(A block of data)

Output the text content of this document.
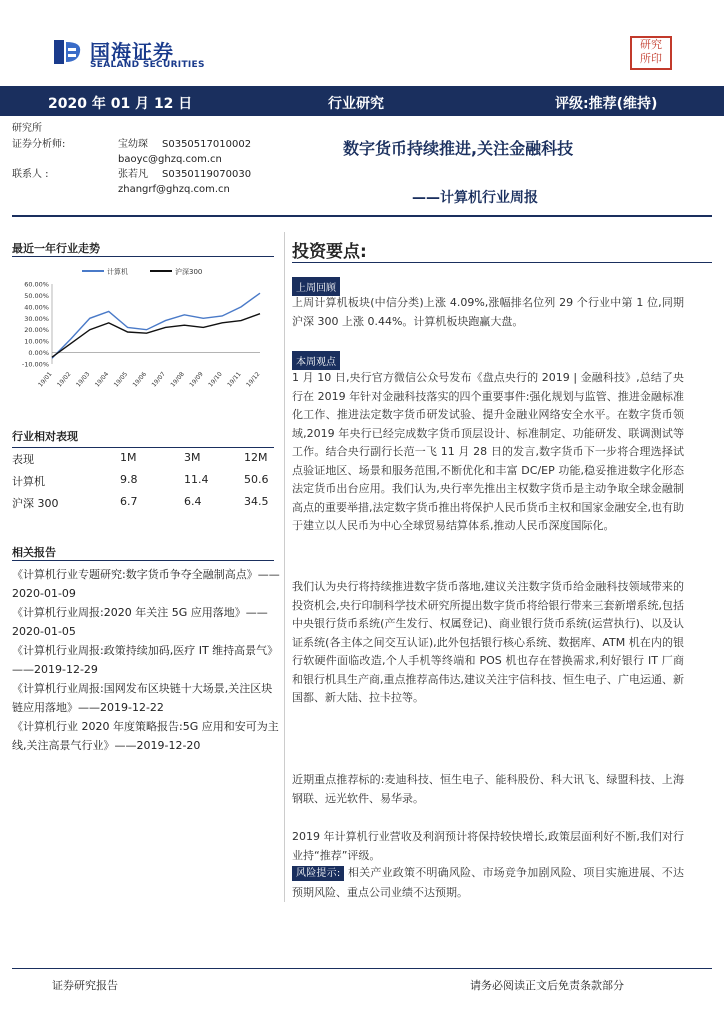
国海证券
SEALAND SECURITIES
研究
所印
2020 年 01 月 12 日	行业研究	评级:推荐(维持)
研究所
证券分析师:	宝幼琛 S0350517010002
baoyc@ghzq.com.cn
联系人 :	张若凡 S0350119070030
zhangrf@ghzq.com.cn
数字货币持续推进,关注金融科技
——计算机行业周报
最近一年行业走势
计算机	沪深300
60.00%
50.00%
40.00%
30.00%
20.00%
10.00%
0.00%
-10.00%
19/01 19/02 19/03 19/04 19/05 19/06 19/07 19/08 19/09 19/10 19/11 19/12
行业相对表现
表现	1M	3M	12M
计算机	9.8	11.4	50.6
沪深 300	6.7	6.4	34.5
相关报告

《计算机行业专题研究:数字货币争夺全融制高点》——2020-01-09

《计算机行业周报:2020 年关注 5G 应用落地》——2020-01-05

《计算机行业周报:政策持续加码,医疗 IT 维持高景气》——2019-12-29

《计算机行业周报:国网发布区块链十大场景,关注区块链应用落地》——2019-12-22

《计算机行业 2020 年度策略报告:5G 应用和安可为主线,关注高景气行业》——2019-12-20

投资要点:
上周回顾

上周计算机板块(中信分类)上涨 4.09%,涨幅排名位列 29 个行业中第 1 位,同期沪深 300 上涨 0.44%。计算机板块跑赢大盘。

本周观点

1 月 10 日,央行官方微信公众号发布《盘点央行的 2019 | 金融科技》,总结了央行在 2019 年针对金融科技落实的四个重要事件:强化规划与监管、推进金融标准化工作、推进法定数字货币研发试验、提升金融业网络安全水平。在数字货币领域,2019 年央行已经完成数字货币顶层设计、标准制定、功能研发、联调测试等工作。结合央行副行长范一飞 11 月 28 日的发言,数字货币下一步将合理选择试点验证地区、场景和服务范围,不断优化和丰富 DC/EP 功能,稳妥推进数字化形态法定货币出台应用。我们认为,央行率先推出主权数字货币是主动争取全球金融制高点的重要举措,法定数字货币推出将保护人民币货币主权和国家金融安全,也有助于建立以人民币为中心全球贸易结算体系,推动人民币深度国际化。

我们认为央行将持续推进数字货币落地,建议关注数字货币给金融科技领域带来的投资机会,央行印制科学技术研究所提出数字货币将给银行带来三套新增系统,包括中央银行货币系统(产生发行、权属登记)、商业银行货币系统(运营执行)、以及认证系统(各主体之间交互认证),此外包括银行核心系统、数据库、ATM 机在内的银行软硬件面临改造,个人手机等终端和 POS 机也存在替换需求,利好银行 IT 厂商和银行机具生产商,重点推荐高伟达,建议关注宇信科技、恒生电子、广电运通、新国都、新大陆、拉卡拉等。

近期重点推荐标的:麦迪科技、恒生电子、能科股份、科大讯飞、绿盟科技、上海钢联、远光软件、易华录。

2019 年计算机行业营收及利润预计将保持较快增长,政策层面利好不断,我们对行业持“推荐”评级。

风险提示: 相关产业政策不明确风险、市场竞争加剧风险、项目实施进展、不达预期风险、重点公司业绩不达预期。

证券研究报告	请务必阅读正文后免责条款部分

## Task to carry out
Images must not appear in the copy; reproduce everything else in the records verbatim.

## Output for this exercise
Output the text content of this document.
国海证券
SEALAND SECURITIES
研究
所印
2020 年 01 月 12 日	行业研究	评级:推荐(维持)
研究所
证券分析师:	宝幼琛 S0350517010002
baoyc@ghzq.com.cn
联系人 :	张若凡 S0350119070030
zhangrf@ghzq.com.cn
数字货币持续推进,关注金融科技
——计算机行业周报
最近一年行业走势
计算机	沪深300
60.00%
50.00%
40.00%
30.00%
20.00%
10.00%
0.00%
-10.00%
19/01 19/02 19/03 19/04 19/05 19/06 19/07 19/08 19/09 19/10 19/11 19/12
行业相对表现
表现	1M	3M	12M
计算机	9.8	11.4	50.6
沪深 300	6.7	6.4	34.5
相关报告

《计算机行业专题研究:数字货币争夺全融制高点》——2020-01-09

《计算机行业周报:2020 年关注 5G 应用落地》——2020-01-05

《计算机行业周报:政策持续加码,医疗 IT 维持高景气》——2019-12-29

《计算机行业周报:国网发布区块链十大场景,关注区块链应用落地》——2019-12-22

《计算机行业 2020 年度策略报告:5G 应用和安可为主线,关注高景气行业》——2019-12-20

投资要点:
上周回顾

上周计算机板块(中信分类)上涨 4.09%,涨幅排名位列 29 个行业中第 1 位,同期沪深 300 上涨 0.44%。计算机板块跑赢大盘。

本周观点

1 月 10 日,央行官方微信公众号发布《盘点央行的 2019 | 金融科技》,总结了央行在 2019 年针对金融科技落实的四个重要事件:强化规划与监管、推进金融标准化工作、推进法定数字货币研发试验、提升金融业网络安全水平。在数字货币领域,2019 年央行已经完成数字货币顶层设计、标准制定、功能研发、联调测试等工作。结合央行副行长范一飞 11 月 28 日的发言,数字货币下一步将合理选择试点验证地区、场景和服务范围,不断优化和丰富 DC/EP 功能,稳妥推进数字化形态法定货币出台应用。我们认为,央行率先推出主权数字货币是主动争取全球金融制高点的重要举措,法定数字货币推出将保护人民币货币主权和国家金融安全,也有助于建立以人民币为中心全球贸易结算体系,推动人民币深度国际化。

我们认为央行将持续推进数字货币落地,建议关注数字货币给金融科技领域带来的投资机会,央行印制科学技术研究所提出数字货币将给银行带来三套新增系统,包括中央银行货币系统(产生发行、权属登记)、商业银行货币系统(运营执行)、以及认证系统(各主体之间交互认证),此外包括银行核心系统、数据库、ATM 机在内的银行软硬件面临改造,个人手机等终端和 POS 机也存在替换需求,利好银行 IT 厂商和银行机具生产商,重点推荐高伟达,建议关注宇信科技、恒生电子、广电运通、新国都、新大陆、拉卡拉等。

近期重点推荐标的:麦迪科技、恒生电子、能科股份、科大讯飞、绿盟科技、上海钢联、远光软件、易华录。

2019 年计算机行业营收及利润预计将保持较快增长,政策层面利好不断,我们对行业持“推荐”评级。

风险提示: 相关产业政策不明确风险、市场竞争加剧风险、项目实施进展、不达预期风险、重点公司业绩不达预期。

证券研究报告	请务必阅读正文后免责条款部分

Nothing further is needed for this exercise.